──────── DATA PROVIDED ────────

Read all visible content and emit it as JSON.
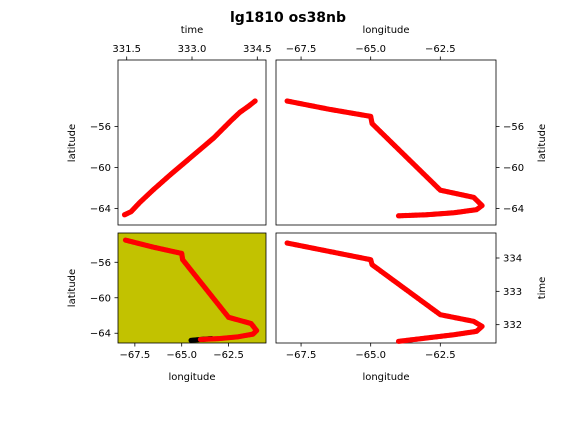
{
  "title": "lg1810 os38nb",
  "colors": {
    "track": "#ff0000",
    "track_dark": "#000000",
    "highlight_bg": "#c2c200",
    "axes": "#000000"
  },
  "chart_data": [
    {
      "id": "time-latitude",
      "type": "scatter",
      "xlabel": "time",
      "ylabel": "latitude",
      "xlabel_position": "top",
      "ylabel_position": "left",
      "xlim": [
        331.3,
        334.7
      ],
      "ylim": [
        -65.6,
        -49.5
      ],
      "xticks": [
        331.5,
        333.0,
        334.5
      ],
      "xtick_labels": [
        "331.5",
        "333.0",
        "334.5"
      ],
      "yticks": [
        -56,
        -60,
        -64
      ],
      "ytick_labels": [
        "−56",
        "−60",
        "−64"
      ],
      "series": [
        {
          "color": "#ff0000",
          "x": [
            331.45,
            331.6,
            331.8,
            332.1,
            332.5,
            333.0,
            333.5,
            333.9,
            334.1,
            334.3,
            334.45
          ],
          "y": [
            -64.6,
            -64.3,
            -63.4,
            -62.2,
            -60.7,
            -58.9,
            -57.1,
            -55.4,
            -54.6,
            -54.0,
            -53.5
          ]
        }
      ]
    },
    {
      "id": "lon-lat-right",
      "type": "scatter",
      "xlabel": "longitude",
      "ylabel": "latitude",
      "xlabel_position": "top",
      "ylabel_position": "right",
      "xlim": [
        -68.4,
        -60.5
      ],
      "ylim": [
        -65.6,
        -49.5
      ],
      "xticks": [
        -67.5,
        -65.0,
        -62.5
      ],
      "xtick_labels": [
        "−67.5",
        "−65.0",
        "−62.5"
      ],
      "yticks": [
        -56,
        -60,
        -64
      ],
      "ytick_labels": [
        "−56",
        "−60",
        "−64"
      ],
      "series": [
        {
          "color": "#ff0000",
          "x": [
            -68.0,
            -66.5,
            -65.0,
            -64.95,
            -62.5,
            -61.3,
            -61.0,
            -61.2,
            -62.0,
            -63.0,
            -64.0
          ],
          "y": [
            -53.5,
            -54.3,
            -55.0,
            -55.7,
            -62.2,
            -62.9,
            -63.7,
            -64.1,
            -64.4,
            -64.6,
            -64.7
          ]
        }
      ]
    },
    {
      "id": "lon-lat-left",
      "type": "scatter",
      "xlabel": "longitude",
      "ylabel": "latitude",
      "xlabel_position": "bottom",
      "ylabel_position": "left",
      "xlim": [
        -68.4,
        -60.5
      ],
      "ylim": [
        -65.1,
        -52.7
      ],
      "xticks": [
        -67.5,
        -65.0,
        -62.5
      ],
      "xtick_labels": [
        "−67.5",
        "−65.0",
        "−62.5"
      ],
      "yticks": [
        -56,
        -60,
        -64
      ],
      "ytick_labels": [
        "−56",
        "−60",
        "−64"
      ],
      "series": [
        {
          "color": "#000000",
          "x": [
            -64.5,
            -64.0,
            -63.4
          ],
          "y": [
            -64.8,
            -64.7,
            -64.6
          ]
        },
        {
          "color": "#ff0000",
          "x": [
            -68.0,
            -66.5,
            -65.0,
            -64.95,
            -62.5,
            -61.3,
            -61.0,
            -61.2,
            -62.0,
            -63.0,
            -64.0
          ],
          "y": [
            -53.5,
            -54.3,
            -55.0,
            -55.7,
            -62.2,
            -62.9,
            -63.7,
            -64.1,
            -64.4,
            -64.6,
            -64.7
          ]
        }
      ]
    },
    {
      "id": "lon-time",
      "type": "scatter",
      "xlabel": "longitude",
      "ylabel": "time",
      "xlabel_position": "bottom",
      "ylabel_position": "right",
      "xlim": [
        -68.4,
        -60.5
      ],
      "ylim": [
        331.45,
        334.75
      ],
      "xticks": [
        -67.5,
        -65.0,
        -62.5
      ],
      "xtick_labels": [
        "−67.5",
        "−65.0",
        "−62.5"
      ],
      "yticks": [
        334,
        333,
        332
      ],
      "ytick_labels": [
        "334",
        "333",
        "332"
      ],
      "series": [
        {
          "color": "#ff0000",
          "x": [
            -68.0,
            -66.5,
            -65.0,
            -64.95,
            -62.5,
            -61.3,
            -61.0,
            -61.2,
            -62.0,
            -63.0,
            -64.0
          ],
          "y": [
            334.45,
            334.2,
            333.95,
            333.8,
            332.3,
            332.1,
            331.95,
            331.8,
            331.7,
            331.6,
            331.5
          ]
        }
      ]
    }
  ]
}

────────

OBJECTIVE:
Pictures are excluded; copy every other part of the records exactly.

COMPLETED EXERCISE:
Read all visible content and emit it as JSON.
{
  "title": "lg1810 os38nb",
  "colors": {
    "track": "#ff0000",
    "track_dark": "#000000",
    "highlight_bg": "#c2c200",
    "axes": "#000000"
  },
  "chart_data": [
    {
      "id": "time-latitude",
      "type": "scatter",
      "xlabel": "time",
      "ylabel": "latitude",
      "xlabel_position": "top",
      "ylabel_position": "left",
      "xlim": [
        331.3,
        334.7
      ],
      "ylim": [
        -65.6,
        -49.5
      ],
      "xticks": [
        331.5,
        333.0,
        334.5
      ],
      "xtick_labels": [
        "331.5",
        "333.0",
        "334.5"
      ],
      "yticks": [
        -56,
        -60,
        -64
      ],
      "ytick_labels": [
        "−56",
        "−60",
        "−64"
      ],
      "series": [
        {
          "color": "#ff0000",
          "x": [
            331.45,
            331.6,
            331.8,
            332.1,
            332.5,
            333.0,
            333.5,
            333.9,
            334.1,
            334.3,
            334.45
          ],
          "y": [
            -64.6,
            -64.3,
            -63.4,
            -62.2,
            -60.7,
            -58.9,
            -57.1,
            -55.4,
            -54.6,
            -54.0,
            -53.5
          ]
        }
      ]
    },
    {
      "id": "lon-lat-right",
      "type": "scatter",
      "xlabel": "longitude",
      "ylabel": "latitude",
      "xlabel_position": "top",
      "ylabel_position": "right",
      "xlim": [
        -68.4,
        -60.5
      ],
      "ylim": [
        -65.6,
        -49.5
      ],
      "xticks": [
        -67.5,
        -65.0,
        -62.5
      ],
      "xtick_labels": [
        "−67.5",
        "−65.0",
        "−62.5"
      ],
      "yticks": [
        -56,
        -60,
        -64
      ],
      "ytick_labels": [
        "−56",
        "−60",
        "−64"
      ],
      "series": [
        {
          "color": "#ff0000",
          "x": [
            -68.0,
            -66.5,
            -65.0,
            -64.95,
            -62.5,
            -61.3,
            -61.0,
            -61.2,
            -62.0,
            -63.0,
            -64.0
          ],
          "y": [
            -53.5,
            -54.3,
            -55.0,
            -55.7,
            -62.2,
            -62.9,
            -63.7,
            -64.1,
            -64.4,
            -64.6,
            -64.7
          ]
        }
      ]
    },
    {
      "id": "lon-lat-left",
      "type": "scatter",
      "xlabel": "longitude",
      "ylabel": "latitude",
      "xlabel_position": "bottom",
      "ylabel_position": "left",
      "xlim": [
        -68.4,
        -60.5
      ],
      "ylim": [
        -65.1,
        -52.7
      ],
      "xticks": [
        -67.5,
        -65.0,
        -62.5
      ],
      "xtick_labels": [
        "−67.5",
        "−65.0",
        "−62.5"
      ],
      "yticks": [
        -56,
        -60,
        -64
      ],
      "ytick_labels": [
        "−56",
        "−60",
        "−64"
      ],
      "series": [
        {
          "color": "#000000",
          "x": [
            -64.5,
            -64.0,
            -63.4
          ],
          "y": [
            -64.8,
            -64.7,
            -64.6
          ]
        },
        {
          "color": "#ff0000",
          "x": [
            -68.0,
            -66.5,
            -65.0,
            -64.95,
            -62.5,
            -61.3,
            -61.0,
            -61.2,
            -62.0,
            -63.0,
            -64.0
          ],
          "y": [
            -53.5,
            -54.3,
            -55.0,
            -55.7,
            -62.2,
            -62.9,
            -63.7,
            -64.1,
            -64.4,
            -64.6,
            -64.7
          ]
        }
      ]
    },
    {
      "id": "lon-time",
      "type": "scatter",
      "xlabel": "longitude",
      "ylabel": "time",
      "xlabel_position": "bottom",
      "ylabel_position": "right",
      "xlim": [
        -68.4,
        -60.5
      ],
      "ylim": [
        331.45,
        334.75
      ],
      "xticks": [
        -67.5,
        -65.0,
        -62.5
      ],
      "xtick_labels": [
        "−67.5",
        "−65.0",
        "−62.5"
      ],
      "yticks": [
        334,
        333,
        332
      ],
      "ytick_labels": [
        "334",
        "333",
        "332"
      ],
      "series": [
        {
          "color": "#ff0000",
          "x": [
            -68.0,
            -66.5,
            -65.0,
            -64.95,
            -62.5,
            -61.3,
            -61.0,
            -61.2,
            -62.0,
            -63.0,
            -64.0
          ],
          "y": [
            334.45,
            334.2,
            333.95,
            333.8,
            332.3,
            332.1,
            331.95,
            331.8,
            331.7,
            331.6,
            331.5
          ]
        }
      ]
    }
  ]
}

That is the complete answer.